WRITTEN EXERCISE: Could you swap "component" for "item" in the records, from the line with "Localize each UI" up to and including the line with "X-axis label: θ", and return only those lines with nothing else changed?

ROWS:
★ ★ ★
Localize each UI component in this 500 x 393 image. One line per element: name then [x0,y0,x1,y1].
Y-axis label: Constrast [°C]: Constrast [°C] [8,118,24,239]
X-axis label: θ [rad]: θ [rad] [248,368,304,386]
★ ★ ★
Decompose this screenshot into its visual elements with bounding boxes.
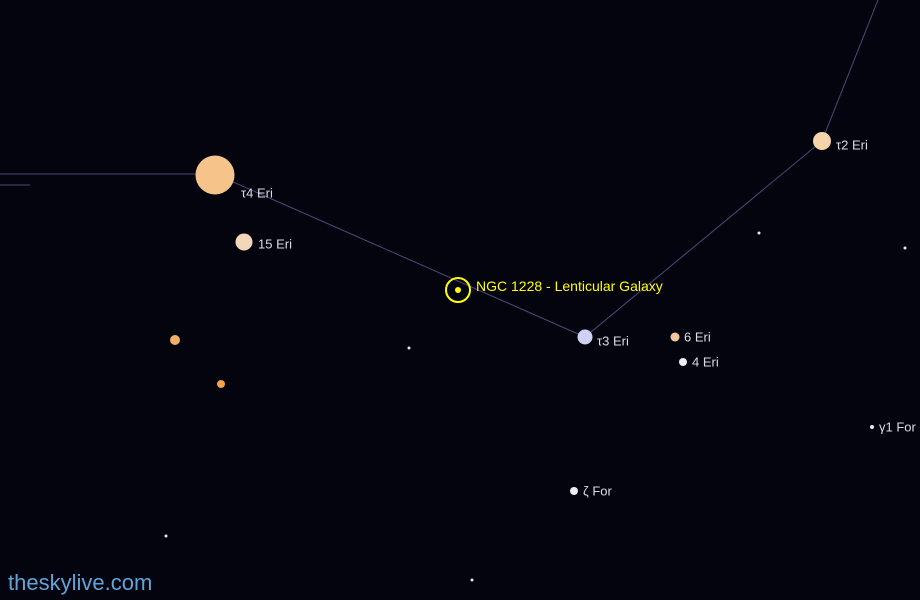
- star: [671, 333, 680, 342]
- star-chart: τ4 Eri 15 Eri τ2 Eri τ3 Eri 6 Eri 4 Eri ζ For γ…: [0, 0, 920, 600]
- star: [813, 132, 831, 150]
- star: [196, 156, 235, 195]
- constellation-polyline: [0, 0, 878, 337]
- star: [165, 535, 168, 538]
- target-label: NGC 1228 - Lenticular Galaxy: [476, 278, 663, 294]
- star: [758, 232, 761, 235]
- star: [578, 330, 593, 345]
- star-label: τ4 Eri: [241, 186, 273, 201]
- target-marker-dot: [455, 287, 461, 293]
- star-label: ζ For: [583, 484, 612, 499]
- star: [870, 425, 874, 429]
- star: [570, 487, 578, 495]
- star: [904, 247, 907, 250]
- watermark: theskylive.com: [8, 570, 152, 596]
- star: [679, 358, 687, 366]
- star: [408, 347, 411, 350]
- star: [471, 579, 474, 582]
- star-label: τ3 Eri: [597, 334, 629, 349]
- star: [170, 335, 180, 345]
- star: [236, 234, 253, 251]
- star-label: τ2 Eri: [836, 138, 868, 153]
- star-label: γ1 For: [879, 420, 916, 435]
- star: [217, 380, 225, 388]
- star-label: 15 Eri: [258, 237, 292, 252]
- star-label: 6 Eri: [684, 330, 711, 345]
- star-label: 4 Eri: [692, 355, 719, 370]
★ ★ ★
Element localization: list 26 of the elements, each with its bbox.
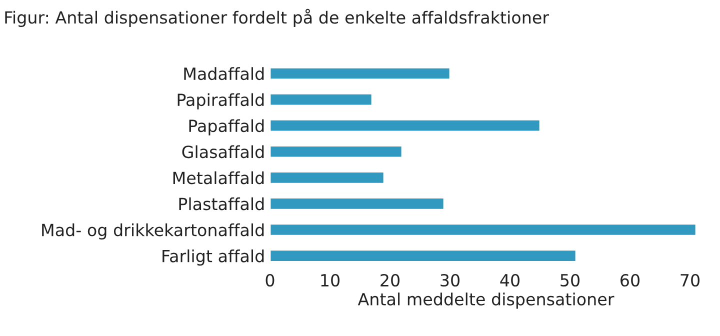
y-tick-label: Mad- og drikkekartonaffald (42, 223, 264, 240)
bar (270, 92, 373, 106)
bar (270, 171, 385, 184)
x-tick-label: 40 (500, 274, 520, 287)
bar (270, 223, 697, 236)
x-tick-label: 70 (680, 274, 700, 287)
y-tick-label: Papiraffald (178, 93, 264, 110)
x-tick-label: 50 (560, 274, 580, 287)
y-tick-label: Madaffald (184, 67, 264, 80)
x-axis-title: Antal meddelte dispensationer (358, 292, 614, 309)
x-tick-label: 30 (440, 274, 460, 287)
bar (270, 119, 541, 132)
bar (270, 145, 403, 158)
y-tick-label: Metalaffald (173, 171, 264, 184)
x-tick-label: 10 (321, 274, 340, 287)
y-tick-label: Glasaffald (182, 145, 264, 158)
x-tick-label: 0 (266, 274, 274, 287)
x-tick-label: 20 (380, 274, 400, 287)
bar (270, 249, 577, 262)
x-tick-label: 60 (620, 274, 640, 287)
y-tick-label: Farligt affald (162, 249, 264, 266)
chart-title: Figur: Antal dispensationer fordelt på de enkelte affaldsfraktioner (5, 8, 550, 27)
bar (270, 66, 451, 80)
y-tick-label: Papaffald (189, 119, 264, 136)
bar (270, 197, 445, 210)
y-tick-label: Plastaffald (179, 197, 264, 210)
★ ★ ★
OUTPUT FOR THIS TASK:
Localize each UI item in this 500 x 393 image. One line per element: name then [x0,y0,x1,y1].
Y-axis label: Constrast [°C]: Constrast [°C] [8,118,24,239]
X-axis label: θ [rad]: θ [rad] [248,368,304,386]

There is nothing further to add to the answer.